--- START Extracted data ---

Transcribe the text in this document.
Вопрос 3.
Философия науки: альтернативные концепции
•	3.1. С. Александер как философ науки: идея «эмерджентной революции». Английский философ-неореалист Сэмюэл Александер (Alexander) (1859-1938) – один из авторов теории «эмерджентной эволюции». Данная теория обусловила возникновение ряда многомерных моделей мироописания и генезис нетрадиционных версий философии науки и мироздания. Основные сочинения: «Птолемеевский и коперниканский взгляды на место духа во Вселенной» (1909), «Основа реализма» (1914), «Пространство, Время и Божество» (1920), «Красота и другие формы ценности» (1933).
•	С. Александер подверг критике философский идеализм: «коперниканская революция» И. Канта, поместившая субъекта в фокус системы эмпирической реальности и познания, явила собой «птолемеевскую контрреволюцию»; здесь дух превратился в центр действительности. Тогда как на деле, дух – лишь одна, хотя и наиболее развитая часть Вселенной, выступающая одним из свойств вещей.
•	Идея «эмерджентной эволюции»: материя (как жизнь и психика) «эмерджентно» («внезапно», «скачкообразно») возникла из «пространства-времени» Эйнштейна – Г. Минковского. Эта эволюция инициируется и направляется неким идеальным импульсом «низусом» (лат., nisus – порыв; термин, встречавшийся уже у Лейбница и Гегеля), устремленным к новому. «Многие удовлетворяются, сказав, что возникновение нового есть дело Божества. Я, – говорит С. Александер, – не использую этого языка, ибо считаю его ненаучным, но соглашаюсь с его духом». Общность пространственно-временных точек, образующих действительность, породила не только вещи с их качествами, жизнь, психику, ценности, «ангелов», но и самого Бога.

--- END Extracted data ---

The request: Output all of the data above without any alteration.

Reply:
Transcribe the text in this document.
Вопрос 3.
Философия науки: альтернативные концепции
•	3.1. С. Александер как философ науки: идея «эмерджентной революции». Английский философ-неореалист Сэмюэл Александер (Alexander) (1859-1938) – один из авторов теории «эмерджентной эволюции». Данная теория обусловила возникновение ряда многомерных моделей мироописания и генезис нетрадиционных версий философии науки и мироздания. Основные сочинения: «Птолемеевский и коперниканский взгляды на место духа во Вселенной» (1909), «Основа реализма» (1914), «Пространство, Время и Божество» (1920), «Красота и другие формы ценности» (1933).
•	С. Александер подверг критике философский идеализм: «коперниканская революция» И. Канта, поместившая субъекта в фокус системы эмпирической реальности и познания, явила собой «птолемеевскую контрреволюцию»; здесь дух превратился в центр действительности. Тогда как на деле, дух – лишь одна, хотя и наиболее развитая часть Вселенной, выступающая одним из свойств вещей.
•	Идея «эмерджентной эволюции»: материя (как жизнь и психика) «эмерджентно» («внезапно», «скачкообразно») возникла из «пространства-времени» Эйнштейна – Г. Минковского. Эта эволюция инициируется и направляется неким идеальным импульсом «низусом» (лат., nisus – порыв; термин, встречавшийся уже у Лейбница и Гегеля), устремленным к новому. «Многие удовлетворяются, сказав, что возникновение нового есть дело Божества. Я, – говорит С. Александер, – не использую этого языка, ибо считаю его ненаучным, но соглашаюсь с его духом». Общность пространственно-временных точек, образующих действительность, породила не только вещи с их качествами, жизнь, психику, ценности, «ангелов», но и самого Бога.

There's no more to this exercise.